Exercise objective >> Do not carry the pictures over; copy every other part of the entries exactly.

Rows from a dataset
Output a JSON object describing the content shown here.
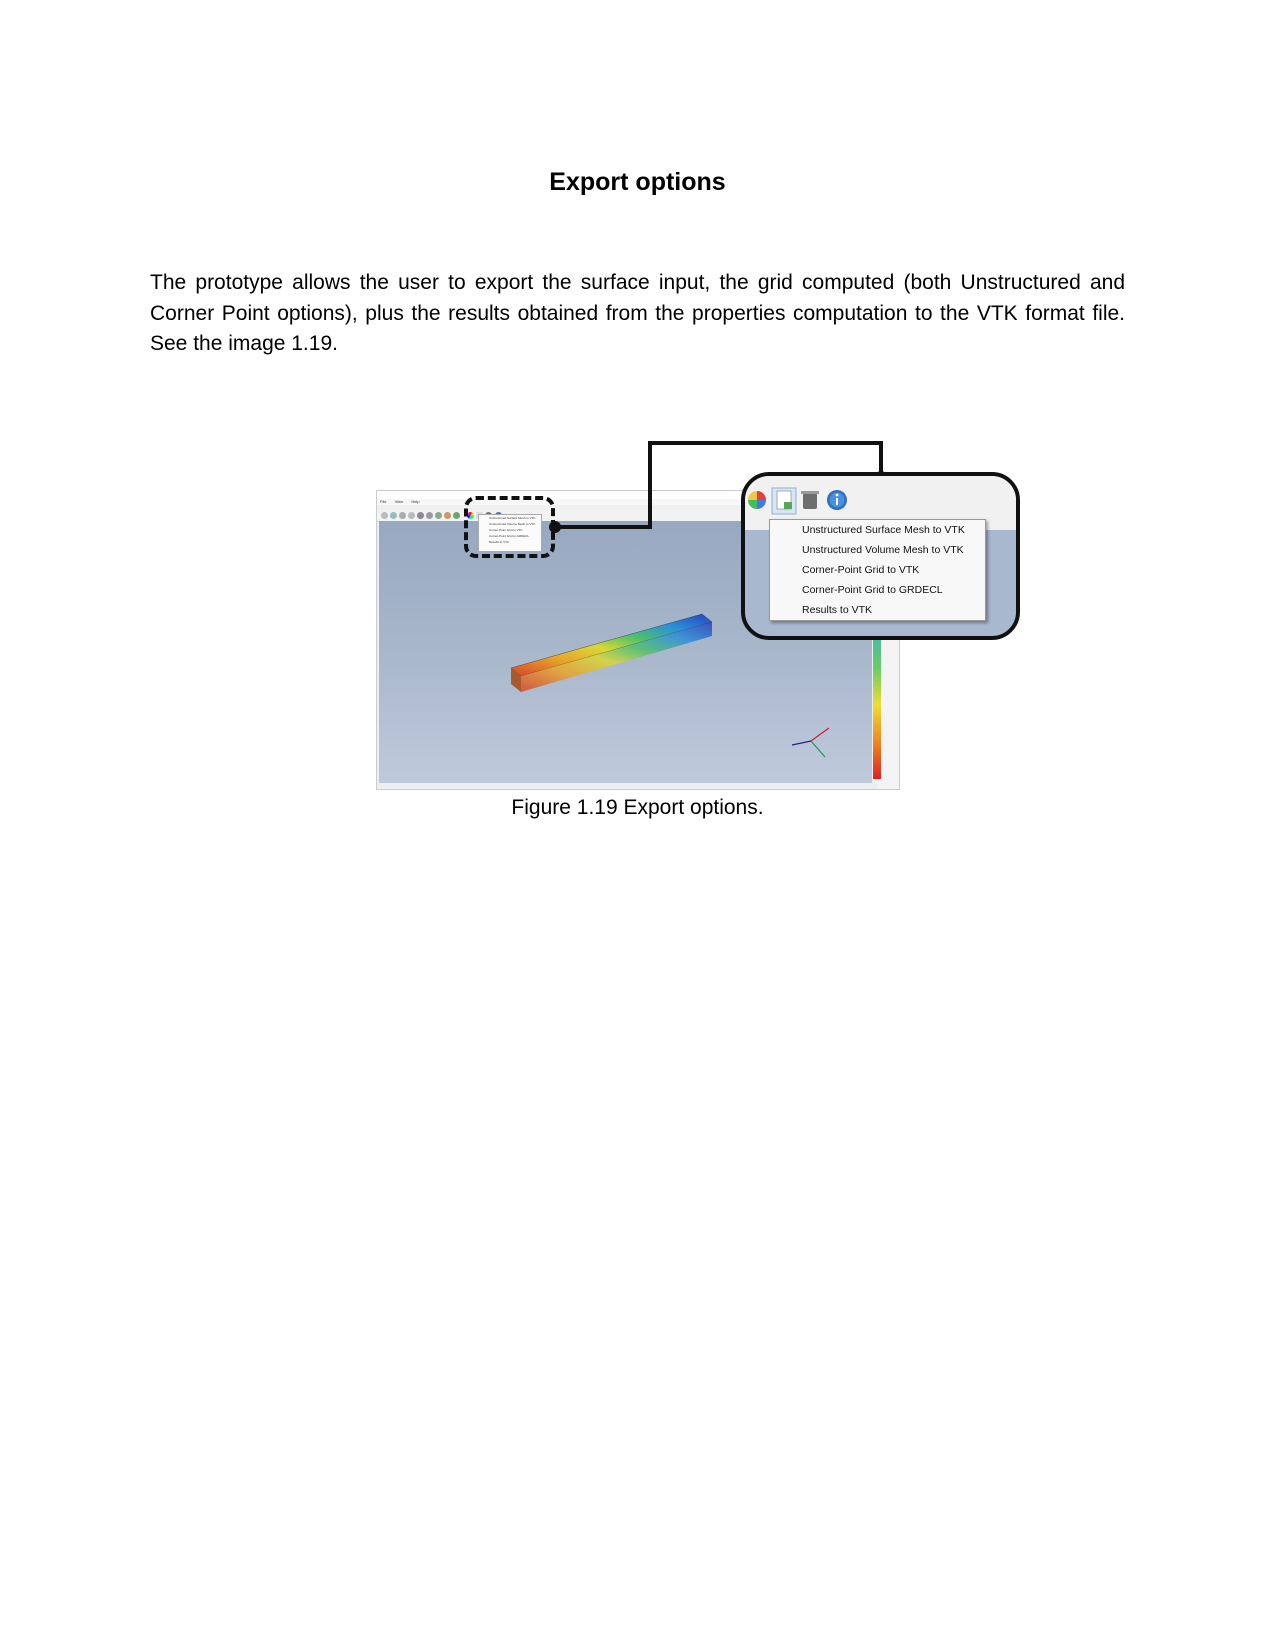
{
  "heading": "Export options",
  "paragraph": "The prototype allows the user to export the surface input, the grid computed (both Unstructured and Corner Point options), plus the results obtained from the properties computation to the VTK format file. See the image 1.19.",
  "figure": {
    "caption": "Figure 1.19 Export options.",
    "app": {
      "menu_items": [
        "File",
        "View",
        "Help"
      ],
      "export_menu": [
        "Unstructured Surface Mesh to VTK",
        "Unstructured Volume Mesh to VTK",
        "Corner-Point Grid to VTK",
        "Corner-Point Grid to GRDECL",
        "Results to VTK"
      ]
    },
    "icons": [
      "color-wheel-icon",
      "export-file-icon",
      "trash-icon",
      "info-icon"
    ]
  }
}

Task response >>
Output a JSON object describing the content shown here.
{
  "heading": "Export options",
  "paragraph": "The prototype allows the user to export the surface input, the grid computed (both Unstructured and Corner Point options), plus the results obtained from the properties computation to the VTK format file. See the image 1.19.",
  "figure": {
    "caption": "Figure 1.19 Export options.",
    "app": {
      "menu_items": [
        "File",
        "View",
        "Help"
      ],
      "export_menu": [
        "Unstructured Surface Mesh to VTK",
        "Unstructured Volume Mesh to VTK",
        "Corner-Point Grid to VTK",
        "Corner-Point Grid to GRDECL",
        "Results to VTK"
      ]
    },
    "icons": [
      "color-wheel-icon",
      "export-file-icon",
      "trash-icon",
      "info-icon"
    ]
  }
}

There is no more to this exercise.